#### The problem
Work through the data below and give the number of lines holding "font", nothing more.

* * * * * * * * *

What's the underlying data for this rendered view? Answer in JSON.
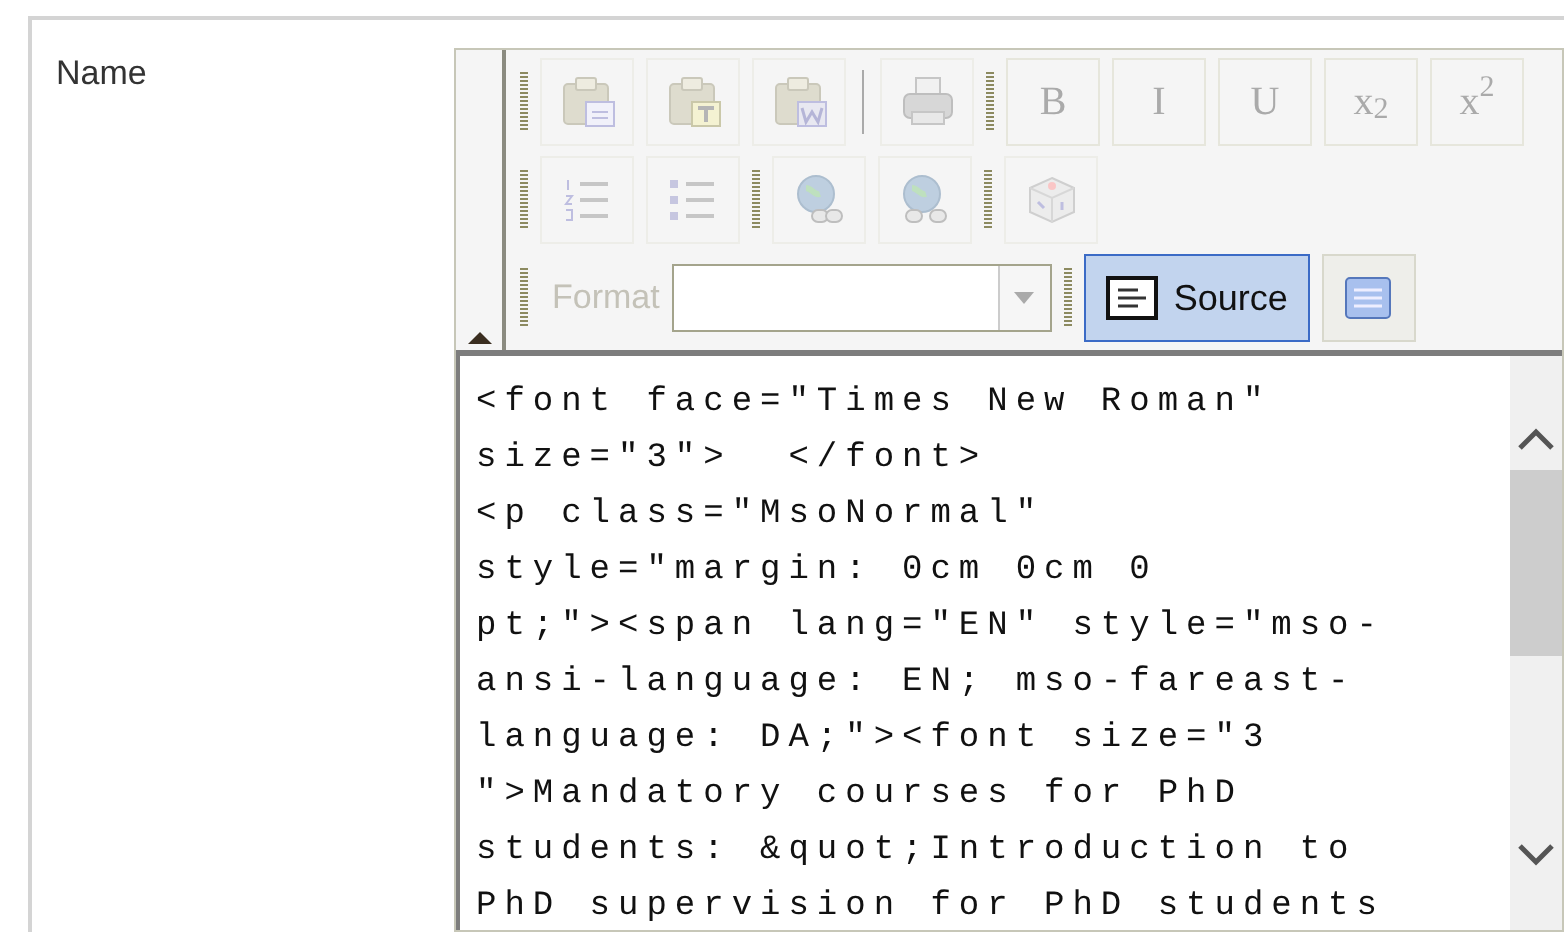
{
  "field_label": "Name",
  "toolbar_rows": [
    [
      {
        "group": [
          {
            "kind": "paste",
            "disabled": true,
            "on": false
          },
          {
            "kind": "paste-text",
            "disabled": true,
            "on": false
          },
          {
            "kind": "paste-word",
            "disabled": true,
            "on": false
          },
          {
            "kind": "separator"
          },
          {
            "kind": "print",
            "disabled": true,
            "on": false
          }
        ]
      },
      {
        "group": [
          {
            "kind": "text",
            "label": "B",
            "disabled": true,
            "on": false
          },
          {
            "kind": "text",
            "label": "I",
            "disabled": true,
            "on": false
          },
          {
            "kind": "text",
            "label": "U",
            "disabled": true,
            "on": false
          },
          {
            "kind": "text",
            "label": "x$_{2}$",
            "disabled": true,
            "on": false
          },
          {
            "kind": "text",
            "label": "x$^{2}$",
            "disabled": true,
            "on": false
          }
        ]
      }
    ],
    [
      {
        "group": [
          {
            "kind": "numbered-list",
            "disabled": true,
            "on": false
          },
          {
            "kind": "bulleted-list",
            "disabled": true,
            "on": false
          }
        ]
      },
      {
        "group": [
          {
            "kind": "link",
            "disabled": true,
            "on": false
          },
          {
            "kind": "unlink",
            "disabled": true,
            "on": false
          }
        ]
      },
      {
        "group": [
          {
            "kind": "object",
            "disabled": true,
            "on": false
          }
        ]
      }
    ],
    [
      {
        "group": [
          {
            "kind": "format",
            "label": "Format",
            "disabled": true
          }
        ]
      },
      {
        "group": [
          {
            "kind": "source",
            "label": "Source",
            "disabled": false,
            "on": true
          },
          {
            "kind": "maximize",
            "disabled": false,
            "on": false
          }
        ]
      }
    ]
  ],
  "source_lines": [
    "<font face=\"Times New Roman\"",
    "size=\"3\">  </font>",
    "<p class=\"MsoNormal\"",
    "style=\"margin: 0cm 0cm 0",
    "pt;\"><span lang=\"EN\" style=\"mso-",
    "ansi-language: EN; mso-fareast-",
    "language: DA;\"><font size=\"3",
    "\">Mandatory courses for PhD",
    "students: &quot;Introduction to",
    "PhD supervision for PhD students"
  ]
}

* * * * * * * * *

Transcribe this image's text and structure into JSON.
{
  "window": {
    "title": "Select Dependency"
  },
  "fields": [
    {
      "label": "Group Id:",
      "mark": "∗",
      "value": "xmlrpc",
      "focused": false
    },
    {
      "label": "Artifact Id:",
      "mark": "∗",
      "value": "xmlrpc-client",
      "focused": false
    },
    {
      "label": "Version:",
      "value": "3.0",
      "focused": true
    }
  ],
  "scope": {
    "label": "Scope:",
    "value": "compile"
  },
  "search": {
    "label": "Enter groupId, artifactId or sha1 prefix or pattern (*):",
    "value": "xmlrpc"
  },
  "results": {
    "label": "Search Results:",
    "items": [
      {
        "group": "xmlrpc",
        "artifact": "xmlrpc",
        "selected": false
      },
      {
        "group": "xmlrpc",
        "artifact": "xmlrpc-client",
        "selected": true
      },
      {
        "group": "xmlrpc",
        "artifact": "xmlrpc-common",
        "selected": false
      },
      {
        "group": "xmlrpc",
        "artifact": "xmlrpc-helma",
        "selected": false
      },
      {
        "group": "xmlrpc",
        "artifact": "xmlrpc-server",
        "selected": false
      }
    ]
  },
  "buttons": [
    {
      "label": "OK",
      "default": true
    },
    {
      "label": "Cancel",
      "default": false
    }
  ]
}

* * * * * * * * *

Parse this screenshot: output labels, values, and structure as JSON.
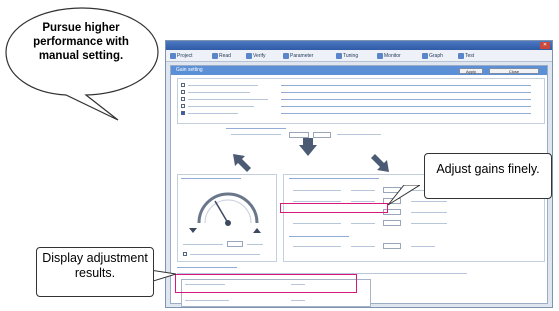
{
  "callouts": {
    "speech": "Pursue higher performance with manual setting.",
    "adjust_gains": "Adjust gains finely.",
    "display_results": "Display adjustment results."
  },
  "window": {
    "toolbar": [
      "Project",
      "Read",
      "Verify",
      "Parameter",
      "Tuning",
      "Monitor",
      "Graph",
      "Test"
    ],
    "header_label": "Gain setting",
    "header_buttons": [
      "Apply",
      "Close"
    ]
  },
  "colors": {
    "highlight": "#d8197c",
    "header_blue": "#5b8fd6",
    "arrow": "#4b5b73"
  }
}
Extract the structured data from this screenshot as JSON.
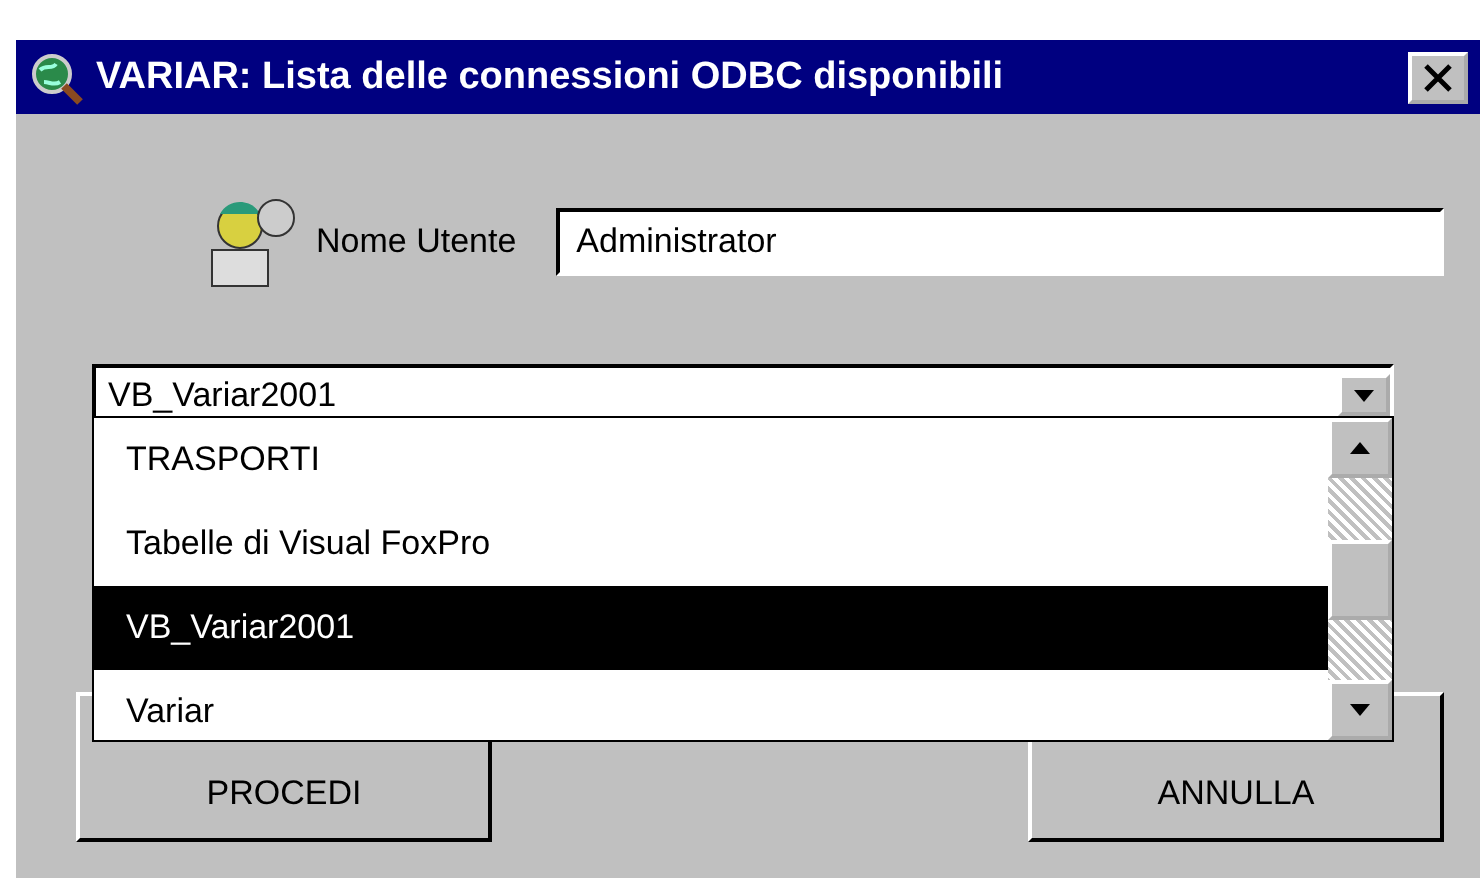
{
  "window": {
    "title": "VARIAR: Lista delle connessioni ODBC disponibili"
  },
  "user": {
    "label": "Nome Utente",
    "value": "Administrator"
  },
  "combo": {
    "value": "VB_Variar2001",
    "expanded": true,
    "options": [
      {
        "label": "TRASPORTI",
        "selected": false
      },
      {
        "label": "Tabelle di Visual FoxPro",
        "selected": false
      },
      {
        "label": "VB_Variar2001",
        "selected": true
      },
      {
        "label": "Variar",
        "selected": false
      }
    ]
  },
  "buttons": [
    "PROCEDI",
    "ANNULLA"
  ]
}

* * * * * * * * *

#### Output below
3